[Dataset records]
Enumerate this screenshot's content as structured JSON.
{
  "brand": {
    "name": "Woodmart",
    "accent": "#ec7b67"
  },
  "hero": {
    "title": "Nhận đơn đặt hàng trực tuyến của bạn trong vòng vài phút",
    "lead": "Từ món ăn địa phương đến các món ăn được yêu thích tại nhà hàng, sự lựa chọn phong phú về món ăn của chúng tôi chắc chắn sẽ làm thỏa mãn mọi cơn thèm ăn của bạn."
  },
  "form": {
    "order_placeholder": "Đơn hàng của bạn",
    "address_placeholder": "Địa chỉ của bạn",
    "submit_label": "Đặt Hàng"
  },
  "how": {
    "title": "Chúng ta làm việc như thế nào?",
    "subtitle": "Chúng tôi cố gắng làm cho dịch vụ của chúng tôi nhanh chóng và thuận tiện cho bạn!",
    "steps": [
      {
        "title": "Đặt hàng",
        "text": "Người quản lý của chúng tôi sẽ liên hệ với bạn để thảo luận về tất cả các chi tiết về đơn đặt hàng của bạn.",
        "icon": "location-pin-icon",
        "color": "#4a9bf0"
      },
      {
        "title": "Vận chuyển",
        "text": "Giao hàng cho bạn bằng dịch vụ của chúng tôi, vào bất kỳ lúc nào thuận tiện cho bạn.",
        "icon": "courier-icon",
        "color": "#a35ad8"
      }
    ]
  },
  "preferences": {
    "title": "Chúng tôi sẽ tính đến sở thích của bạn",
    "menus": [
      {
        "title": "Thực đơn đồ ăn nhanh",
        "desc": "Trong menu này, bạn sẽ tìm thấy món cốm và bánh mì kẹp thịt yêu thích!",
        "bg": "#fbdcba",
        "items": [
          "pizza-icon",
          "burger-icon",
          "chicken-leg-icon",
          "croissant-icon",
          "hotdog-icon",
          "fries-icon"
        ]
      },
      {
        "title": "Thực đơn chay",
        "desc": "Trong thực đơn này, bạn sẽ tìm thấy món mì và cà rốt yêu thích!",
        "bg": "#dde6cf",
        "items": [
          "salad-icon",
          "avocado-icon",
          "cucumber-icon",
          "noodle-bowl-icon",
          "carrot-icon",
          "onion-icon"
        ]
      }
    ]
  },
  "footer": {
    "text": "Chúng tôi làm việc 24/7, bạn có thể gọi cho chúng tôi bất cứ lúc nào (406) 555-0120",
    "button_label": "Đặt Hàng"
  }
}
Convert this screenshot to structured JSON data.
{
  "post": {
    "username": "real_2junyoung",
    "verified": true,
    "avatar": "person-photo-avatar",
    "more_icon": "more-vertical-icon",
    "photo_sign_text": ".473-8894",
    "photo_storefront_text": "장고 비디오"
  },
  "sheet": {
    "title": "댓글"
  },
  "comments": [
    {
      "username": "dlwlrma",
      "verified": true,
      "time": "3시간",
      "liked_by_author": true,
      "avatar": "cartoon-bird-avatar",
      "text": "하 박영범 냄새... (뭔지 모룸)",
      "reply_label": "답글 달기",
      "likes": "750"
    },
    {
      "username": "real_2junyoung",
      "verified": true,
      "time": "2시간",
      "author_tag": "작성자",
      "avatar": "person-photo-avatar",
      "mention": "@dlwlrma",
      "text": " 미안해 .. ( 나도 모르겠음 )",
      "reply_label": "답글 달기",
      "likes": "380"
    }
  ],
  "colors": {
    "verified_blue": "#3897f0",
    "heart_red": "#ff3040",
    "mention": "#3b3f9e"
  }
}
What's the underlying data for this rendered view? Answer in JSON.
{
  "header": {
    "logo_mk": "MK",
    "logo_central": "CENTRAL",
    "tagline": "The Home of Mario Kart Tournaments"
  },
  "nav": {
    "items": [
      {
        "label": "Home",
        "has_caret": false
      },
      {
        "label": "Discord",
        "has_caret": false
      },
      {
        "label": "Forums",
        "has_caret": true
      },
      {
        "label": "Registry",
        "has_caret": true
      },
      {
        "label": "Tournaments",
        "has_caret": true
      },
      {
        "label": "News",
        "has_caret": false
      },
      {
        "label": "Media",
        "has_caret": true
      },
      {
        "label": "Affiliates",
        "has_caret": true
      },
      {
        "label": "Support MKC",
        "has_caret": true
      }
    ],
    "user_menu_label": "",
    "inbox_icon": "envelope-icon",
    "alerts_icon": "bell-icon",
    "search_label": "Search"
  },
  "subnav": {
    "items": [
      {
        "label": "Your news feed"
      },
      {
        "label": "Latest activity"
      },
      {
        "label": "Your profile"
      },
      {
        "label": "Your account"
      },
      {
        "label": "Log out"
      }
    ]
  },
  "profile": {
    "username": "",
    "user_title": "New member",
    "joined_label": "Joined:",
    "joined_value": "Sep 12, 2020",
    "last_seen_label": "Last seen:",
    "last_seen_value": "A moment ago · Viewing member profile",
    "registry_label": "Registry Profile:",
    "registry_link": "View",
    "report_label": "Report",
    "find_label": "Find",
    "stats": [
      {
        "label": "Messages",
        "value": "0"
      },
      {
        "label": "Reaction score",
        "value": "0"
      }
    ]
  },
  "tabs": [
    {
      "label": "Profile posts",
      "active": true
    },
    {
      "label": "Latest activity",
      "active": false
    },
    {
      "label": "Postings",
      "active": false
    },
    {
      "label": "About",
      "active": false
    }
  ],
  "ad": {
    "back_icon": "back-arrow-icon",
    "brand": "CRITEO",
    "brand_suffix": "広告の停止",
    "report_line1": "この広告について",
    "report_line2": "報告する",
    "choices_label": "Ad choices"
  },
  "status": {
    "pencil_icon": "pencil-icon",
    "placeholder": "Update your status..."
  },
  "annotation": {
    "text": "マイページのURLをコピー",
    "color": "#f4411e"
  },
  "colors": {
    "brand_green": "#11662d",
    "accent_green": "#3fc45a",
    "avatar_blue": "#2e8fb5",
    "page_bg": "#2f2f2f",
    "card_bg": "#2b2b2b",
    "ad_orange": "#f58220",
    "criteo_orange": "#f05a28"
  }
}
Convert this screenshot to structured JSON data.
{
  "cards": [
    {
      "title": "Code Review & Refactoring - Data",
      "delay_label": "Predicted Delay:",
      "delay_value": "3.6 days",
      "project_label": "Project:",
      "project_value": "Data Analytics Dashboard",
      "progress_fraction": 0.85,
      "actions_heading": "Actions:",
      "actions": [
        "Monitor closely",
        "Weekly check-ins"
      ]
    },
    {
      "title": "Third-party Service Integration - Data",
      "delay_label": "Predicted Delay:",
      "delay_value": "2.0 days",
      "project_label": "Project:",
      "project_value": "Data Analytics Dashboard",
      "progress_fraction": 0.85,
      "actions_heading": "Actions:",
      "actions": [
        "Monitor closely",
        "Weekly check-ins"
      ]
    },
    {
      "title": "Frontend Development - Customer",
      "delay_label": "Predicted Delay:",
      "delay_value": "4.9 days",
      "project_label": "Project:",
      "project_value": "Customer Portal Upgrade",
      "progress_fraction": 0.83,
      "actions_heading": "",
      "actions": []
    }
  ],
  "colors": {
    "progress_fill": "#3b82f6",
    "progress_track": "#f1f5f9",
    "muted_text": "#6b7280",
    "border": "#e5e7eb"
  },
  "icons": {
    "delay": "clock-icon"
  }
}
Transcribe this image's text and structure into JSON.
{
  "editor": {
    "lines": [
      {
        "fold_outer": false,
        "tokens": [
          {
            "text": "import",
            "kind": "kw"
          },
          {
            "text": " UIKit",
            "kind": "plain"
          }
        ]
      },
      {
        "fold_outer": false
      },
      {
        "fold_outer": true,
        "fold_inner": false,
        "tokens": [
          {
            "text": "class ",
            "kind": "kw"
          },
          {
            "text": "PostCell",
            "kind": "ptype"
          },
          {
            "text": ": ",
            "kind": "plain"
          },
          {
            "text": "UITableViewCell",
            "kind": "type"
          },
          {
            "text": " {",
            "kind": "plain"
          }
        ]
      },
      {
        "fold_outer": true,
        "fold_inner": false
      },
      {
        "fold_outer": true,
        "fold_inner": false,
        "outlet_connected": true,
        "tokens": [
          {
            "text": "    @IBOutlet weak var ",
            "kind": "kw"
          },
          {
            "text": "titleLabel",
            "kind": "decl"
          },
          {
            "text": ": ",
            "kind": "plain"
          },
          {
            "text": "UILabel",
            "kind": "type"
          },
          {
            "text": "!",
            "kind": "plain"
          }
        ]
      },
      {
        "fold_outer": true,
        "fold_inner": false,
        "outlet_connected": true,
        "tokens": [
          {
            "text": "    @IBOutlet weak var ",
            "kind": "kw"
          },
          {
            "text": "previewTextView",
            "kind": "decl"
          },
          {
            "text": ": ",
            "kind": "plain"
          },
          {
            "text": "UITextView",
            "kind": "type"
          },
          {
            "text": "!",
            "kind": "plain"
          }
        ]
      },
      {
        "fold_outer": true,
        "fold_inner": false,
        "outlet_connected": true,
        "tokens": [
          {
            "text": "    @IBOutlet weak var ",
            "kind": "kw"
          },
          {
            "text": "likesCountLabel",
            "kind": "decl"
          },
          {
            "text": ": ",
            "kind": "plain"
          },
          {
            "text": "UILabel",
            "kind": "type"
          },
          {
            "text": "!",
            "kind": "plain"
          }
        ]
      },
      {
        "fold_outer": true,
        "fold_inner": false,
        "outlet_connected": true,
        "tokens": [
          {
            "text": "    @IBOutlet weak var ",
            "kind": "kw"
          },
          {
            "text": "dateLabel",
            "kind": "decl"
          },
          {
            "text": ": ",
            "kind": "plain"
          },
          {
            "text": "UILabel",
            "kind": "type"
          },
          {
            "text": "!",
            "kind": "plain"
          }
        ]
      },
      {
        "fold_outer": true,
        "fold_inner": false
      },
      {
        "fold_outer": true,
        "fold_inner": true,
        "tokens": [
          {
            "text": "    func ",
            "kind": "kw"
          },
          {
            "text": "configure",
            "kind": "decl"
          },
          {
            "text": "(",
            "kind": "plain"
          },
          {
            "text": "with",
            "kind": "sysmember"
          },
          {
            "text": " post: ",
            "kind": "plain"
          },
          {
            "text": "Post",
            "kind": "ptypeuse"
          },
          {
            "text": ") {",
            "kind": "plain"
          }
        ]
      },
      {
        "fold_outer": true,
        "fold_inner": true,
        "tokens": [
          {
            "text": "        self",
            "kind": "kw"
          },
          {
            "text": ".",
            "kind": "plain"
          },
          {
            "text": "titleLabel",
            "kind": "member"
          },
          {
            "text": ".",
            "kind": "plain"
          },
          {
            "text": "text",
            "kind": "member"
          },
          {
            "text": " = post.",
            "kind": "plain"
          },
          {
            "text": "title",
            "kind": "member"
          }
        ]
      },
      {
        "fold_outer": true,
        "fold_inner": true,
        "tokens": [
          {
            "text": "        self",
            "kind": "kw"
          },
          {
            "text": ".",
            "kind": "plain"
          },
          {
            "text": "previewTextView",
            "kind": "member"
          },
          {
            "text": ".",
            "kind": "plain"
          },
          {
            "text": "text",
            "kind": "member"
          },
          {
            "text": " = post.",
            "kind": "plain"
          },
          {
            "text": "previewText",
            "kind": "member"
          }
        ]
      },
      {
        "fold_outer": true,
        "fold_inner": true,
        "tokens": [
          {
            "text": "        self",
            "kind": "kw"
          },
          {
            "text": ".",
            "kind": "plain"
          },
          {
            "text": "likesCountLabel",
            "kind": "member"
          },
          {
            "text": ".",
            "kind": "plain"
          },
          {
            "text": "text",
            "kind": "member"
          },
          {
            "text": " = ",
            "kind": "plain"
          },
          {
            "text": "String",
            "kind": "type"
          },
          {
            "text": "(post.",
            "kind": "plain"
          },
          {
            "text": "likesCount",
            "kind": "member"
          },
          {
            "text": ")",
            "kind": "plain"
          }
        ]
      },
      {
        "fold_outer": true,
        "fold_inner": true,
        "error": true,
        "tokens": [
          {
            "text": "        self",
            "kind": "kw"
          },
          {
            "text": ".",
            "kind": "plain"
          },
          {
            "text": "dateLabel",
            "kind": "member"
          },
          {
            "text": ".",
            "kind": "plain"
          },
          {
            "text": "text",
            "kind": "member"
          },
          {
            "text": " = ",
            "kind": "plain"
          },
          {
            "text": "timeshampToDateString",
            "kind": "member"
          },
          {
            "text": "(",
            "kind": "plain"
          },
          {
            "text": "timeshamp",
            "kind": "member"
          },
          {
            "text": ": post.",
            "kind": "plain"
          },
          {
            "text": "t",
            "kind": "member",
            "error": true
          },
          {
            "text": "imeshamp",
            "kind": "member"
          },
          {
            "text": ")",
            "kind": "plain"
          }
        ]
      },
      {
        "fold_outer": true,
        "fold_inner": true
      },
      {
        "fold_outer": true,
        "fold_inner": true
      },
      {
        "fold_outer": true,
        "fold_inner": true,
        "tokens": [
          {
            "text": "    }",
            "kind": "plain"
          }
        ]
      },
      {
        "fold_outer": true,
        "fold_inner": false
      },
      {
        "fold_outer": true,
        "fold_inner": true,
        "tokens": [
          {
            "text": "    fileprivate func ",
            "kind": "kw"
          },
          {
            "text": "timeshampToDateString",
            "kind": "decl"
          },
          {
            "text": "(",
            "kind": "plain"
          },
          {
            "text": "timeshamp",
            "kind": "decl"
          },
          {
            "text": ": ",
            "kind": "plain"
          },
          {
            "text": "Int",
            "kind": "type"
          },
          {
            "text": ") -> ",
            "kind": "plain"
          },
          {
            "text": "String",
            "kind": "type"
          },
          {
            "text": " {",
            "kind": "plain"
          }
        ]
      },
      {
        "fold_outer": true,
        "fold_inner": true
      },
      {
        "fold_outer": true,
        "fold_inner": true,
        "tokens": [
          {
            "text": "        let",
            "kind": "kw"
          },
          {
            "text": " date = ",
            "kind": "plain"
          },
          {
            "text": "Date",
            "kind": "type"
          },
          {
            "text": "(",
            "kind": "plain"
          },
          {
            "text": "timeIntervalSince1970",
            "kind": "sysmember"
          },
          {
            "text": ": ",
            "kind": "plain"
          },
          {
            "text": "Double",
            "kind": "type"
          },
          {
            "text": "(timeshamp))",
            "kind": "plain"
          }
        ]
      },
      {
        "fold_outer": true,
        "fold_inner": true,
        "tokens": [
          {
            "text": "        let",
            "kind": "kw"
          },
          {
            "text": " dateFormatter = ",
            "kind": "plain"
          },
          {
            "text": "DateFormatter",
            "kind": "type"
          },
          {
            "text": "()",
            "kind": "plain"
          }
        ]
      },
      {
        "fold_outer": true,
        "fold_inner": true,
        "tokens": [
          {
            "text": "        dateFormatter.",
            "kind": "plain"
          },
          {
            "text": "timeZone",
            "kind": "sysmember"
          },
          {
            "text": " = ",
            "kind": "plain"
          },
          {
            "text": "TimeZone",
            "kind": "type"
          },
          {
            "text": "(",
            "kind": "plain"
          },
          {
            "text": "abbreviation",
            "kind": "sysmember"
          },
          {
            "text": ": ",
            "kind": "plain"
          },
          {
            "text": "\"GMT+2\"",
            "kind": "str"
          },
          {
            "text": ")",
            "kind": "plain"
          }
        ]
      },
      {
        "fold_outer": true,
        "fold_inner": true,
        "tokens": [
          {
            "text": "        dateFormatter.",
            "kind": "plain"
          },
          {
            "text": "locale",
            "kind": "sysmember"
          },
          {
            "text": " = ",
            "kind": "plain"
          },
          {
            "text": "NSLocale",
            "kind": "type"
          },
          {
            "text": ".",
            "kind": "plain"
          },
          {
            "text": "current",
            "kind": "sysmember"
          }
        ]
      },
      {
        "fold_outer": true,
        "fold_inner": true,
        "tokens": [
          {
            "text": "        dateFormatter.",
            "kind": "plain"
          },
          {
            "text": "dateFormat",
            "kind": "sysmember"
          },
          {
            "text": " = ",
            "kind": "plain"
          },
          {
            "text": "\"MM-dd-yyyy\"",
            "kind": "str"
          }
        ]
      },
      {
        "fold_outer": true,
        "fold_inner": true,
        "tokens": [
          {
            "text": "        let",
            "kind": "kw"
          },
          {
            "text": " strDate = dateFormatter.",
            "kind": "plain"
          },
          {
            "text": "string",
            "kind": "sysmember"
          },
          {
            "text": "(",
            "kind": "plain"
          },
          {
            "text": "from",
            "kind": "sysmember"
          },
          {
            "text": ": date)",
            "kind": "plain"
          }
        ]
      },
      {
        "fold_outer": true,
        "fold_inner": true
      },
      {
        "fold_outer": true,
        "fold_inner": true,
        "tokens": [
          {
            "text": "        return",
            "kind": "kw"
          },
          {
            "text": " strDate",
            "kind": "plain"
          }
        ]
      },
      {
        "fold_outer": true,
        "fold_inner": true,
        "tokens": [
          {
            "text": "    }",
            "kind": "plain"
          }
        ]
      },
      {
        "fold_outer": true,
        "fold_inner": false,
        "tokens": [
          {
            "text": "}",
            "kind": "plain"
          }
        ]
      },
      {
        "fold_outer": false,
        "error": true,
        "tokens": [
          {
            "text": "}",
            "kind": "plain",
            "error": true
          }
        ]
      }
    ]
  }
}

Aim of the exercise> Scan the material for lines with the word "thấy", and copy each line you find.

Correct response>
        "desc": "Trong menu này, bạn sẽ tìm thấy món cốm và bánh mì kẹp thịt yêu thích!",
        "desc": "Trong thực đơn này, bạn sẽ tìm thấy món mì và cà rốt yêu thích!",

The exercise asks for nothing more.